Dataset entries

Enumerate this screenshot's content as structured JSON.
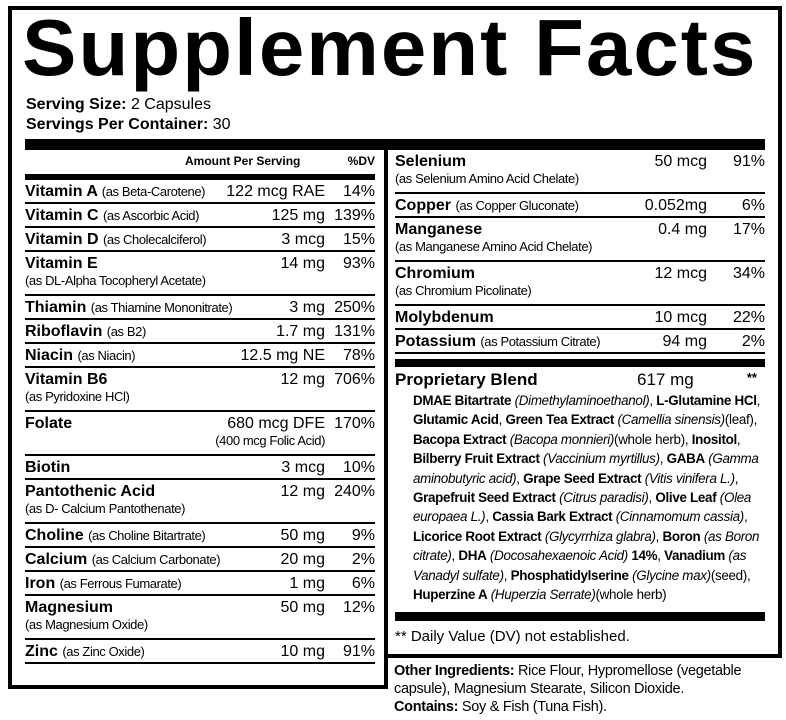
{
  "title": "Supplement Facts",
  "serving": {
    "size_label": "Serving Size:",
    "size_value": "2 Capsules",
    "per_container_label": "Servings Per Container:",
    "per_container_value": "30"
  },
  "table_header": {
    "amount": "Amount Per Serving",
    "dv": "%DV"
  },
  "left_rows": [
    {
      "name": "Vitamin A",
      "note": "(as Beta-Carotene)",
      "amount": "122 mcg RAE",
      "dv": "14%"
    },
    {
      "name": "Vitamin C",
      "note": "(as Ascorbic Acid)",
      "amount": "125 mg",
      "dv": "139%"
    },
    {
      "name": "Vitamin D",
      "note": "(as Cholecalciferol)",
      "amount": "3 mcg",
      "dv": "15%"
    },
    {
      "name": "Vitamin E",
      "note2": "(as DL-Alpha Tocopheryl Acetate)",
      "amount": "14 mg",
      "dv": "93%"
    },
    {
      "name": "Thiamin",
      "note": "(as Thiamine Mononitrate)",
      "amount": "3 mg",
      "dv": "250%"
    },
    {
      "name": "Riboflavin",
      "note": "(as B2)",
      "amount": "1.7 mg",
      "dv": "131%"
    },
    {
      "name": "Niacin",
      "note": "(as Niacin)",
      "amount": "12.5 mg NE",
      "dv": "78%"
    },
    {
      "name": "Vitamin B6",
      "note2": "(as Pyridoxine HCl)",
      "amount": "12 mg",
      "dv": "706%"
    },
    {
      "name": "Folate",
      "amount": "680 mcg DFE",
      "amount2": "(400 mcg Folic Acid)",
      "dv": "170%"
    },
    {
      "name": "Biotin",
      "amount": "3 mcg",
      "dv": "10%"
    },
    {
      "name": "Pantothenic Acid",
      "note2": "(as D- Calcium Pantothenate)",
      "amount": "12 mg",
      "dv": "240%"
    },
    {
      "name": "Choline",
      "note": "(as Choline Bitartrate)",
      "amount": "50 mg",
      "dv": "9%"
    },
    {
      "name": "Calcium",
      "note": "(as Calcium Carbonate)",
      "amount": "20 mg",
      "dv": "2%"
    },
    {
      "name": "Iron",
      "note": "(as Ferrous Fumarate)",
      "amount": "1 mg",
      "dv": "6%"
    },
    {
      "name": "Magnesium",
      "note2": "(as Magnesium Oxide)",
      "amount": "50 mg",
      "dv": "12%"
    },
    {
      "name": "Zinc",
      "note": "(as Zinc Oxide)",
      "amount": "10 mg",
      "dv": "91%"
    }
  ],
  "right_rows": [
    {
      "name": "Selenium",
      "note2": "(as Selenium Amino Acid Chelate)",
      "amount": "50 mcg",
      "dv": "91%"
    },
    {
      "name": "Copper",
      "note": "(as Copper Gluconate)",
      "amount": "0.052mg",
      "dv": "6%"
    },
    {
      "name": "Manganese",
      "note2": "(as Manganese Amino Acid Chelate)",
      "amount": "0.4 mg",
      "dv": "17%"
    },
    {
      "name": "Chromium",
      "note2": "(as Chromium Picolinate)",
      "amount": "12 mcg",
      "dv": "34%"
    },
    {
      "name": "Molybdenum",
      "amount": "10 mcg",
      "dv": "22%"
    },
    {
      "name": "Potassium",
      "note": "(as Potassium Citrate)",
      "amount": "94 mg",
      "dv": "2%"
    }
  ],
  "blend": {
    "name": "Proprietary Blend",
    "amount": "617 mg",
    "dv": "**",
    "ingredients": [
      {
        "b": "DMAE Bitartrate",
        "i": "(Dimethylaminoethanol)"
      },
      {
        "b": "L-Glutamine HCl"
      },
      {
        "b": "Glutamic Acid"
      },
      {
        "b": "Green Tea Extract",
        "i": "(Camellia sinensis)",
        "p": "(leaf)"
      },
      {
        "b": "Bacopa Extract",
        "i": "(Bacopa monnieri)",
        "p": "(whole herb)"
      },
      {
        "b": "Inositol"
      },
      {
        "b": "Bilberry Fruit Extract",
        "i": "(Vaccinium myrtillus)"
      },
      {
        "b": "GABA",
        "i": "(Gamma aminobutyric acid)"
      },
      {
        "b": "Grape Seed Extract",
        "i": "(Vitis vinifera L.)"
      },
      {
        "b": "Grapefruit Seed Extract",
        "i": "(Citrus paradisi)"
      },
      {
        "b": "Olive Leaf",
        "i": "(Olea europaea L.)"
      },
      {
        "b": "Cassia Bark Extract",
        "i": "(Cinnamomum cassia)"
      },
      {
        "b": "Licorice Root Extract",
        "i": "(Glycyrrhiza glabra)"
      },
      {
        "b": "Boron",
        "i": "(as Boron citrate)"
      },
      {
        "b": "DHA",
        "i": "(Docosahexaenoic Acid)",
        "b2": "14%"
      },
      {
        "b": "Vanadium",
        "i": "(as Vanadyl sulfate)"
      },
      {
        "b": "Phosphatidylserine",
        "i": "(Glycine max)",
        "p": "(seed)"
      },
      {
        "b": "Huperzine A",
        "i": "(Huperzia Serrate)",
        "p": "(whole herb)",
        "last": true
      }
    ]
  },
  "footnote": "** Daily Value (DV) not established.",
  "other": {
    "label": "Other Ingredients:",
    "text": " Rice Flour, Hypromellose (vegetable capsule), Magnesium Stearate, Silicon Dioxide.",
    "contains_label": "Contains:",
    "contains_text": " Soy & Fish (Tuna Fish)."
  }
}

PROMPT => Repeat each entry above word for word, leaving every picture out.

WORKED ANSWER =>
Enumerate this screenshot's content as structured JSON.
{
  "title": "Supplement Facts",
  "serving": {
    "size_label": "Serving Size:",
    "size_value": "2 Capsules",
    "per_container_label": "Servings Per Container:",
    "per_container_value": "30"
  },
  "table_header": {
    "amount": "Amount Per Serving",
    "dv": "%DV"
  },
  "left_rows": [
    {
      "name": "Vitamin A",
      "note": "(as Beta-Carotene)",
      "amount": "122 mcg RAE",
      "dv": "14%"
    },
    {
      "name": "Vitamin C",
      "note": "(as Ascorbic Acid)",
      "amount": "125 mg",
      "dv": "139%"
    },
    {
      "name": "Vitamin D",
      "note": "(as Cholecalciferol)",
      "amount": "3 mcg",
      "dv": "15%"
    },
    {
      "name": "Vitamin E",
      "note2": "(as DL-Alpha Tocopheryl Acetate)",
      "amount": "14 mg",
      "dv": "93%"
    },
    {
      "name": "Thiamin",
      "note": "(as Thiamine Mononitrate)",
      "amount": "3 mg",
      "dv": "250%"
    },
    {
      "name": "Riboflavin",
      "note": "(as B2)",
      "amount": "1.7 mg",
      "dv": "131%"
    },
    {
      "name": "Niacin",
      "note": "(as Niacin)",
      "amount": "12.5 mg NE",
      "dv": "78%"
    },
    {
      "name": "Vitamin B6",
      "note2": "(as Pyridoxine HCl)",
      "amount": "12 mg",
      "dv": "706%"
    },
    {
      "name": "Folate",
      "amount": "680 mcg DFE",
      "amount2": "(400 mcg Folic Acid)",
      "dv": "170%"
    },
    {
      "name": "Biotin",
      "amount": "3 mcg",
      "dv": "10%"
    },
    {
      "name": "Pantothenic Acid",
      "note2": "(as D- Calcium Pantothenate)",
      "amount": "12 mg",
      "dv": "240%"
    },
    {
      "name": "Choline",
      "note": "(as Choline Bitartrate)",
      "amount": "50 mg",
      "dv": "9%"
    },
    {
      "name": "Calcium",
      "note": "(as Calcium Carbonate)",
      "amount": "20 mg",
      "dv": "2%"
    },
    {
      "name": "Iron",
      "note": "(as Ferrous Fumarate)",
      "amount": "1 mg",
      "dv": "6%"
    },
    {
      "name": "Magnesium",
      "note2": "(as Magnesium Oxide)",
      "amount": "50 mg",
      "dv": "12%"
    },
    {
      "name": "Zinc",
      "note": "(as Zinc Oxide)",
      "amount": "10 mg",
      "dv": "91%"
    }
  ],
  "right_rows": [
    {
      "name": "Selenium",
      "note2": "(as Selenium Amino Acid Chelate)",
      "amount": "50 mcg",
      "dv": "91%"
    },
    {
      "name": "Copper",
      "note": "(as Copper Gluconate)",
      "amount": "0.052mg",
      "dv": "6%"
    },
    {
      "name": "Manganese",
      "note2": "(as Manganese Amino Acid Chelate)",
      "amount": "0.4 mg",
      "dv": "17%"
    },
    {
      "name": "Chromium",
      "note2": "(as Chromium Picolinate)",
      "amount": "12 mcg",
      "dv": "34%"
    },
    {
      "name": "Molybdenum",
      "amount": "10 mcg",
      "dv": "22%"
    },
    {
      "name": "Potassium",
      "note": "(as Potassium Citrate)",
      "amount": "94 mg",
      "dv": "2%"
    }
  ],
  "blend": {
    "name": "Proprietary Blend",
    "amount": "617 mg",
    "dv": "**",
    "ingredients": [
      {
        "b": "DMAE Bitartrate",
        "i": "(Dimethylaminoethanol)"
      },
      {
        "b": "L-Glutamine HCl"
      },
      {
        "b": "Glutamic Acid"
      },
      {
        "b": "Green Tea Extract",
        "i": "(Camellia sinensis)",
        "p": "(leaf)"
      },
      {
        "b": "Bacopa Extract",
        "i": "(Bacopa monnieri)",
        "p": "(whole herb)"
      },
      {
        "b": "Inositol"
      },
      {
        "b": "Bilberry Fruit Extract",
        "i": "(Vaccinium myrtillus)"
      },
      {
        "b": "GABA",
        "i": "(Gamma aminobutyric acid)"
      },
      {
        "b": "Grape Seed Extract",
        "i": "(Vitis vinifera L.)"
      },
      {
        "b": "Grapefruit Seed Extract",
        "i": "(Citrus paradisi)"
      },
      {
        "b": "Olive Leaf",
        "i": "(Olea europaea L.)"
      },
      {
        "b": "Cassia Bark Extract",
        "i": "(Cinnamomum cassia)"
      },
      {
        "b": "Licorice Root Extract",
        "i": "(Glycyrrhiza glabra)"
      },
      {
        "b": "Boron",
        "i": "(as Boron citrate)"
      },
      {
        "b": "DHA",
        "i": "(Docosahexaenoic Acid)",
        "b2": "14%"
      },
      {
        "b": "Vanadium",
        "i": "(as Vanadyl sulfate)"
      },
      {
        "b": "Phosphatidylserine",
        "i": "(Glycine max)",
        "p": "(seed)"
      },
      {
        "b": "Huperzine A",
        "i": "(Huperzia Serrate)",
        "p": "(whole herb)",
        "last": true
      }
    ]
  },
  "footnote": "** Daily Value (DV) not established.",
  "other": {
    "label": "Other Ingredients:",
    "text": " Rice Flour, Hypromellose (vegetable capsule), Magnesium Stearate, Silicon Dioxide.",
    "contains_label": "Contains:",
    "contains_text": " Soy & Fish (Tuna Fish)."
  }
}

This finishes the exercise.